◆ **Exercise description**
Keep only the lines of the listing that include the word "Gaussian", and copy them.

Rows from a figure dataset
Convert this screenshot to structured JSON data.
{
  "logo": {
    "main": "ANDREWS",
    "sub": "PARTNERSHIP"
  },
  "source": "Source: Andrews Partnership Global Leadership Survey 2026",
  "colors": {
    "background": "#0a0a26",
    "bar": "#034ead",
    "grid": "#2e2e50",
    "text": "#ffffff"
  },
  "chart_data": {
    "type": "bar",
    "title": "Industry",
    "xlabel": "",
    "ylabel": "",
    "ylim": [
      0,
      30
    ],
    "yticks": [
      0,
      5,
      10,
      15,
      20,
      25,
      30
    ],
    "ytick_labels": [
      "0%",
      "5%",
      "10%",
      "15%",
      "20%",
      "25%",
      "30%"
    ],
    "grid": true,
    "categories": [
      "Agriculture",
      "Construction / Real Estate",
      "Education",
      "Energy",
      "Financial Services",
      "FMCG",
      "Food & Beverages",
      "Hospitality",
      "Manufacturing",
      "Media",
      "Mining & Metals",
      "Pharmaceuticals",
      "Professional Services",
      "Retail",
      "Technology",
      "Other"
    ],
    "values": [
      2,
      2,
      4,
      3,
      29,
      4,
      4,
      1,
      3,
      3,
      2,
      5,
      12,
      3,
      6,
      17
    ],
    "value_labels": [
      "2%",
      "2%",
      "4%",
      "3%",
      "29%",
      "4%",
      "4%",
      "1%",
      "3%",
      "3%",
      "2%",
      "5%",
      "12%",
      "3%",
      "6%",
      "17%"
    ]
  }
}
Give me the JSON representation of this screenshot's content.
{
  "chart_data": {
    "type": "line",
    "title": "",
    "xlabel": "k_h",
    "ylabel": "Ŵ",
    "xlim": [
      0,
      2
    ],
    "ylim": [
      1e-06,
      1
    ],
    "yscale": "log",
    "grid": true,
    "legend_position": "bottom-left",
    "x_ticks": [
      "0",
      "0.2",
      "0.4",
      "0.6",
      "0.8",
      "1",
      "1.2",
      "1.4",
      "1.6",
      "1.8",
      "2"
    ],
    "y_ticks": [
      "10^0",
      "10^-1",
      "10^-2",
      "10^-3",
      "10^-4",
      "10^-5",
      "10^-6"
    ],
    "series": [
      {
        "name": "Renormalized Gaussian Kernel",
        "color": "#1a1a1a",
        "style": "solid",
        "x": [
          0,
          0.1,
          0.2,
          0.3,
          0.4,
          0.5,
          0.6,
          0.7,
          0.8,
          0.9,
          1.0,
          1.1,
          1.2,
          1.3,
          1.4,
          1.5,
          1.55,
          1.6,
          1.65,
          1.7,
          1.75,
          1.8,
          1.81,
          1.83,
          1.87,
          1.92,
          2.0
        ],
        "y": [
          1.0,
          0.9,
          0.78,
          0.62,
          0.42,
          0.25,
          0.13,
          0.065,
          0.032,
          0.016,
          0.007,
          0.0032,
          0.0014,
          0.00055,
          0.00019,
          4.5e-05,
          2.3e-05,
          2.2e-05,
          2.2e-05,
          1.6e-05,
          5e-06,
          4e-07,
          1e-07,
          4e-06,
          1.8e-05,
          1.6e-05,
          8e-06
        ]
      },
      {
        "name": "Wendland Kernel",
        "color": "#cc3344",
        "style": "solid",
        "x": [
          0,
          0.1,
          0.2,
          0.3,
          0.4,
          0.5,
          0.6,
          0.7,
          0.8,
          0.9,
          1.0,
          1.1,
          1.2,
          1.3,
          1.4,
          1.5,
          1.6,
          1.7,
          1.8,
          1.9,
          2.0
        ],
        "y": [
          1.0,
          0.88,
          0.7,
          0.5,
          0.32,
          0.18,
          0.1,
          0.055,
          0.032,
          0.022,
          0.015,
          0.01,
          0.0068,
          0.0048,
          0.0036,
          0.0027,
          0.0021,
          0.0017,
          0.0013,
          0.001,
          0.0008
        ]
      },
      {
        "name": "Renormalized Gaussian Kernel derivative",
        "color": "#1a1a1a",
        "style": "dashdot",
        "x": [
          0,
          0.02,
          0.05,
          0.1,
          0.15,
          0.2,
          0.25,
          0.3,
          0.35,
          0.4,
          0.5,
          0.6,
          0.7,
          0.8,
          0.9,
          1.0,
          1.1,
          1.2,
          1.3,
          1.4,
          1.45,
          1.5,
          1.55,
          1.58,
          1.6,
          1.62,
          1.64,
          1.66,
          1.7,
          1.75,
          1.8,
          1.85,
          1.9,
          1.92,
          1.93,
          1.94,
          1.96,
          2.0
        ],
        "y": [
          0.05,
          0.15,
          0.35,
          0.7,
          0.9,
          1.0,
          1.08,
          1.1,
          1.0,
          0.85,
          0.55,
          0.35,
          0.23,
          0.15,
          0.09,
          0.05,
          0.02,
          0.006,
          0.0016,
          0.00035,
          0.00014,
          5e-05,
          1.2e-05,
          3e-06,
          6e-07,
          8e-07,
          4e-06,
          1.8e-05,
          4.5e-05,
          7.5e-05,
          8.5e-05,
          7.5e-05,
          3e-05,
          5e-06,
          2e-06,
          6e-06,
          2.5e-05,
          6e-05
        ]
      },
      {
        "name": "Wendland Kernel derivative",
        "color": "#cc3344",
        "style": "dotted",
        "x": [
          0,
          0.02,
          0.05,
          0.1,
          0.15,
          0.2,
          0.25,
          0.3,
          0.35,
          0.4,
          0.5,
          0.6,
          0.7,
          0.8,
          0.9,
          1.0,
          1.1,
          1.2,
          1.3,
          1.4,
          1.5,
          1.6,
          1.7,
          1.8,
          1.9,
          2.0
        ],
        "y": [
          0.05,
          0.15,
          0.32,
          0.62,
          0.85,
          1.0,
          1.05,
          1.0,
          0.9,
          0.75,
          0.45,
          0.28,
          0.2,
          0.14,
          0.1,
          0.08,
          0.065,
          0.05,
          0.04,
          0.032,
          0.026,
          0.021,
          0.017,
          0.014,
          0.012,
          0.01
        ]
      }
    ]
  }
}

◆ **Task output**
        "name": "Renormalized Gaussian Kernel",
        "name": "Renormalized Gaussian Kernel derivative",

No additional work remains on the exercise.